'''

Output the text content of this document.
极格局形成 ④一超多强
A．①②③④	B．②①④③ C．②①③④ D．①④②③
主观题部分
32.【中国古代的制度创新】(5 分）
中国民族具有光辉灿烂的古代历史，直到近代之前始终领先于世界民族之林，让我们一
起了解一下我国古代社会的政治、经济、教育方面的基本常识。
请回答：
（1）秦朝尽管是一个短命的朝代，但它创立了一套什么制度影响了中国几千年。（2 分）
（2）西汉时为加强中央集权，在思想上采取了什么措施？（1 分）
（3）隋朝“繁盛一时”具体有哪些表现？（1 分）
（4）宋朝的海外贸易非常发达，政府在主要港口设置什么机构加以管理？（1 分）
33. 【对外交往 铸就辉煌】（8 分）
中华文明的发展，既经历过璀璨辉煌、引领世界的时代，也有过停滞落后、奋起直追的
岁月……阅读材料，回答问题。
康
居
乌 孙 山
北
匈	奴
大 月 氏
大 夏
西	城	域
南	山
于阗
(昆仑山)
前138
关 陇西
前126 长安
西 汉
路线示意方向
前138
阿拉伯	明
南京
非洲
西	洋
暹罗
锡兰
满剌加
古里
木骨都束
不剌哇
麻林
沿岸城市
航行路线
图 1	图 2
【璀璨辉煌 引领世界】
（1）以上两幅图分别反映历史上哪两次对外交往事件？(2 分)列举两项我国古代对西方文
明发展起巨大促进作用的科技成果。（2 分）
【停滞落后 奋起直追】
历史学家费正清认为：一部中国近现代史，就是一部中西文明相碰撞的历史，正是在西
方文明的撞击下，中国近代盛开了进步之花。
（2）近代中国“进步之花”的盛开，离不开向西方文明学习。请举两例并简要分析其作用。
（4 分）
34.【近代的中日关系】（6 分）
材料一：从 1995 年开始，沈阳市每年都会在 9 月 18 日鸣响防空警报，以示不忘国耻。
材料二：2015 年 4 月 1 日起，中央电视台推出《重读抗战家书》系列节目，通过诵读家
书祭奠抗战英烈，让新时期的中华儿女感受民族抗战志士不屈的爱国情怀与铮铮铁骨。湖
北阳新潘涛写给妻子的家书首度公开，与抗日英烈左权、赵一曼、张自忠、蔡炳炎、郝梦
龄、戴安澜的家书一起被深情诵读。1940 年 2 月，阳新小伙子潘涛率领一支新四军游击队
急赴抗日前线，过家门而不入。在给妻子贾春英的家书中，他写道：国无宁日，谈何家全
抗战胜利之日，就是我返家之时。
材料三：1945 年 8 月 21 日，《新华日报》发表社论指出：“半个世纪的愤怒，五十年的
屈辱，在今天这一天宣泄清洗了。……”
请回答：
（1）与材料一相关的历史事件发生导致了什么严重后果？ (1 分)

'''

## Instruction
Give the listing again, word for word.

## Answer for the task
Output the text content of this document.
极格局形成 ④一超多强
A．①②③④	B．②①④③ C．②①③④ D．①④②③
主观题部分
32.【中国古代的制度创新】(5 分）
中国民族具有光辉灿烂的古代历史，直到近代之前始终领先于世界民族之林，让我们一
起了解一下我国古代社会的政治、经济、教育方面的基本常识。
请回答：
（1）秦朝尽管是一个短命的朝代，但它创立了一套什么制度影响了中国几千年。（2 分）
（2）西汉时为加强中央集权，在思想上采取了什么措施？（1 分）
（3）隋朝“繁盛一时”具体有哪些表现？（1 分）
（4）宋朝的海外贸易非常发达，政府在主要港口设置什么机构加以管理？（1 分）
33. 【对外交往 铸就辉煌】（8 分）
中华文明的发展，既经历过璀璨辉煌、引领世界的时代，也有过停滞落后、奋起直追的
岁月……阅读材料，回答问题。
康
居
乌 孙 山
北
匈	奴
大 月 氏
大 夏
西	城	域
南	山
于阗
(昆仑山)
前138
关 陇西
前126 长安
西 汉
路线示意方向
前138
阿拉伯	明
南京
非洲
西	洋
暹罗
锡兰
满剌加
古里
木骨都束
不剌哇
麻林
沿岸城市
航行路线
图 1	图 2
【璀璨辉煌 引领世界】
（1）以上两幅图分别反映历史上哪两次对外交往事件？(2 分)列举两项我国古代对西方文
明发展起巨大促进作用的科技成果。（2 分）
【停滞落后 奋起直追】
历史学家费正清认为：一部中国近现代史，就是一部中西文明相碰撞的历史，正是在西
方文明的撞击下，中国近代盛开了进步之花。
（2）近代中国“进步之花”的盛开，离不开向西方文明学习。请举两例并简要分析其作用。
（4 分）
34.【近代的中日关系】（6 分）
材料一：从 1995 年开始，沈阳市每年都会在 9 月 18 日鸣响防空警报，以示不忘国耻。
材料二：2015 年 4 月 1 日起，中央电视台推出《重读抗战家书》系列节目，通过诵读家
书祭奠抗战英烈，让新时期的中华儿女感受民族抗战志士不屈的爱国情怀与铮铮铁骨。湖
北阳新潘涛写给妻子的家书首度公开，与抗日英烈左权、赵一曼、张自忠、蔡炳炎、郝梦
龄、戴安澜的家书一起被深情诵读。1940 年 2 月，阳新小伙子潘涛率领一支新四军游击队
急赴抗日前线，过家门而不入。在给妻子贾春英的家书中，他写道：国无宁日，谈何家全
抗战胜利之日，就是我返家之时。
材料三：1945 年 8 月 21 日，《新华日报》发表社论指出：“半个世纪的愤怒，五十年的
屈辱，在今天这一天宣泄清洗了。……”
请回答：
（1）与材料一相关的历史事件发生导致了什么严重后果？ (1 分)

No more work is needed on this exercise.